[BEGIN]
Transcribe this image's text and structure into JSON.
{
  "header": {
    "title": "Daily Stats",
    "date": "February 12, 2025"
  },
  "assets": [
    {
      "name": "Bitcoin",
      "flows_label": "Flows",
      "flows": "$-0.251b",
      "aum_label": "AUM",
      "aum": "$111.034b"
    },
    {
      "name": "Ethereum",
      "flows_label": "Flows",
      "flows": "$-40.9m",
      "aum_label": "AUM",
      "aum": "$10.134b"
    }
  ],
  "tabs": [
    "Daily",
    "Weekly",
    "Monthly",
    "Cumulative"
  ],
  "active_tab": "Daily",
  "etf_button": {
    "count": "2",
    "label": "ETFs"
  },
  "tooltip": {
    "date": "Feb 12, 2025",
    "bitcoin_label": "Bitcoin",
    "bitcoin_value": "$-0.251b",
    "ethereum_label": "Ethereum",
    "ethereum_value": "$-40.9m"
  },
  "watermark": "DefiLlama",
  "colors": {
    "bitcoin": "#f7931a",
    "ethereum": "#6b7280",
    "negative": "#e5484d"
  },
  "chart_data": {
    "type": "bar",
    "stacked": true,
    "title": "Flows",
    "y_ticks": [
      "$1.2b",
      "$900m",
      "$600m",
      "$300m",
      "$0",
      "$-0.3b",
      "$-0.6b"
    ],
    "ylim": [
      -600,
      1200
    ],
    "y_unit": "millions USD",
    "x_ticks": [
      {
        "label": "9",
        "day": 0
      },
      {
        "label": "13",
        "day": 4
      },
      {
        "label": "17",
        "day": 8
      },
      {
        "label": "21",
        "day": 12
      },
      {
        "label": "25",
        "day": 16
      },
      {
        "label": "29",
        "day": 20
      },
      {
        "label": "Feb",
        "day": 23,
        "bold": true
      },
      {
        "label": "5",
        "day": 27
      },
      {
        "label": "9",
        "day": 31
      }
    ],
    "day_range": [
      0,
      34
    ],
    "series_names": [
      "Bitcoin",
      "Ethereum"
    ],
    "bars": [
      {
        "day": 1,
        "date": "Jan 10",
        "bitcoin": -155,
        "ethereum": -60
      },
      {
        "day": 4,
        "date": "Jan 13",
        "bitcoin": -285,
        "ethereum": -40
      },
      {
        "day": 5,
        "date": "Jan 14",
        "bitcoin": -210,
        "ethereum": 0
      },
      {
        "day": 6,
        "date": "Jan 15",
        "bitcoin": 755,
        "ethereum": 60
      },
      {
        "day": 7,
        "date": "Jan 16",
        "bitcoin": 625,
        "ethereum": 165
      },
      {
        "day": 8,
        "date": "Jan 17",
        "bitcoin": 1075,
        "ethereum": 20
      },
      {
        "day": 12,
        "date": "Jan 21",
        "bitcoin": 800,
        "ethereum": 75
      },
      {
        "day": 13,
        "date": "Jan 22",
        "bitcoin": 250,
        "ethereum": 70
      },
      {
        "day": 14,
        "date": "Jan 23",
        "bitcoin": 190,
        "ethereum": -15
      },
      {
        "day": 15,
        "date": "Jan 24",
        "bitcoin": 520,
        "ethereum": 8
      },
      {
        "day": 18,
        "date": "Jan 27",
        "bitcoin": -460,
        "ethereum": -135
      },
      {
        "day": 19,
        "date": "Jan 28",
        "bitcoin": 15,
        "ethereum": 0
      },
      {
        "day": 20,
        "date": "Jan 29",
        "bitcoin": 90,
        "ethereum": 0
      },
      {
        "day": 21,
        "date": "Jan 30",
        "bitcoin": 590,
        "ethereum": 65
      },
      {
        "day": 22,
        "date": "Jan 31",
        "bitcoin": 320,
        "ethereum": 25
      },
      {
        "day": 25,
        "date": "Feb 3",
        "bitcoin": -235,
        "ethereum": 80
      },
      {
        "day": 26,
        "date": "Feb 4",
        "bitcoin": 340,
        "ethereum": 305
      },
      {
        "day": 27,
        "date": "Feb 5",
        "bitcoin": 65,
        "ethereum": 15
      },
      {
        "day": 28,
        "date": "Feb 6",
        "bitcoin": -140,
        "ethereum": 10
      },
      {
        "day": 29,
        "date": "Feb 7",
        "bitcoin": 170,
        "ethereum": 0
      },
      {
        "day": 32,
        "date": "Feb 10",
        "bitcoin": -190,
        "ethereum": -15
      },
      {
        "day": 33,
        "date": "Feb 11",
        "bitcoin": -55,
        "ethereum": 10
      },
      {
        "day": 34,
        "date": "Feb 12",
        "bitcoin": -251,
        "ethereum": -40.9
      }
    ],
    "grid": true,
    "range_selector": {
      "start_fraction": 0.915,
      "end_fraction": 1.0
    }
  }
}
[END]
### Directive
Make an exact copy of every line in the data.

### Full answer
Transcribe this image's text and structure into JSON.
{
  "header": {
    "title": "Daily Stats",
    "date": "February 12, 2025"
  },
  "assets": [
    {
      "name": "Bitcoin",
      "flows_label": "Flows",
      "flows": "$-0.251b",
      "aum_label": "AUM",
      "aum": "$111.034b"
    },
    {
      "name": "Ethereum",
      "flows_label": "Flows",
      "flows": "$-40.9m",
      "aum_label": "AUM",
      "aum": "$10.134b"
    }
  ],
  "tabs": [
    "Daily",
    "Weekly",
    "Monthly",
    "Cumulative"
  ],
  "active_tab": "Daily",
  "etf_button": {
    "count": "2",
    "label": "ETFs"
  },
  "tooltip": {
    "date": "Feb 12, 2025",
    "bitcoin_label": "Bitcoin",
    "bitcoin_value": "$-0.251b",
    "ethereum_label": "Ethereum",
    "ethereum_value": "$-40.9m"
  },
  "watermark": "DefiLlama",
  "colors": {
    "bitcoin": "#f7931a",
    "ethereum": "#6b7280",
    "negative": "#e5484d"
  },
  "chart_data": {
    "type": "bar",
    "stacked": true,
    "title": "Flows",
    "y_ticks": [
      "$1.2b",
      "$900m",
      "$600m",
      "$300m",
      "$0",
      "$-0.3b",
      "$-0.6b"
    ],
    "ylim": [
      -600,
      1200
    ],
    "y_unit": "millions USD",
    "x_ticks": [
      {
        "label": "9",
        "day": 0
      },
      {
        "label": "13",
        "day": 4
      },
      {
        "label": "17",
        "day": 8
      },
      {
        "label": "21",
        "day": 12
      },
      {
        "label": "25",
        "day": 16
      },
      {
        "label": "29",
        "day": 20
      },
      {
        "label": "Feb",
        "day": 23,
        "bold": true
      },
      {
        "label": "5",
        "day": 27
      },
      {
        "label": "9",
        "day": 31
      }
    ],
    "day_range": [
      0,
      34
    ],
    "series_names": [
      "Bitcoin",
      "Ethereum"
    ],
    "bars": [
      {
        "day": 1,
        "date": "Jan 10",
        "bitcoin": -155,
        "ethereum": -60
      },
      {
        "day": 4,
        "date": "Jan 13",
        "bitcoin": -285,
        "ethereum": -40
      },
      {
        "day": 5,
        "date": "Jan 14",
        "bitcoin": -210,
        "ethereum": 0
      },
      {
        "day": 6,
        "date": "Jan 15",
        "bitcoin": 755,
        "ethereum": 60
      },
      {
        "day": 7,
        "date": "Jan 16",
        "bitcoin": 625,
        "ethereum": 165
      },
      {
        "day": 8,
        "date": "Jan 17",
        "bitcoin": 1075,
        "ethereum": 20
      },
      {
        "day": 12,
        "date": "Jan 21",
        "bitcoin": 800,
        "ethereum": 75
      },
      {
        "day": 13,
        "date": "Jan 22",
        "bitcoin": 250,
        "ethereum": 70
      },
      {
        "day": 14,
        "date": "Jan 23",
        "bitcoin": 190,
        "ethereum": -15
      },
      {
        "day": 15,
        "date": "Jan 24",
        "bitcoin": 520,
        "ethereum": 8
      },
      {
        "day": 18,
        "date": "Jan 27",
        "bitcoin": -460,
        "ethereum": -135
      },
      {
        "day": 19,
        "date": "Jan 28",
        "bitcoin": 15,
        "ethereum": 0
      },
      {
        "day": 20,
        "date": "Jan 29",
        "bitcoin": 90,
        "ethereum": 0
      },
      {
        "day": 21,
        "date": "Jan 30",
        "bitcoin": 590,
        "ethereum": 65
      },
      {
        "day": 22,
        "date": "Jan 31",
        "bitcoin": 320,
        "ethereum": 25
      },
      {
        "day": 25,
        "date": "Feb 3",
        "bitcoin": -235,
        "ethereum": 80
      },
      {
        "day": 26,
        "date": "Feb 4",
        "bitcoin": 340,
        "ethereum": 305
      },
      {
        "day": 27,
        "date": "Feb 5",
        "bitcoin": 65,
        "ethereum": 15
      },
      {
        "day": 28,
        "date": "Feb 6",
        "bitcoin": -140,
        "ethereum": 10
      },
      {
        "day": 29,
        "date": "Feb 7",
        "bitcoin": 170,
        "ethereum": 0
      },
      {
        "day": 32,
        "date": "Feb 10",
        "bitcoin": -190,
        "ethereum": -15
      },
      {
        "day": 33,
        "date": "Feb 11",
        "bitcoin": -55,
        "ethereum": 10
      },
      {
        "day": 34,
        "date": "Feb 12",
        "bitcoin": -251,
        "ethereum": -40.9
      }
    ],
    "grid": true,
    "range_selector": {
      "start_fraction": 0.915,
      "end_fraction": 1.0
    }
  }
}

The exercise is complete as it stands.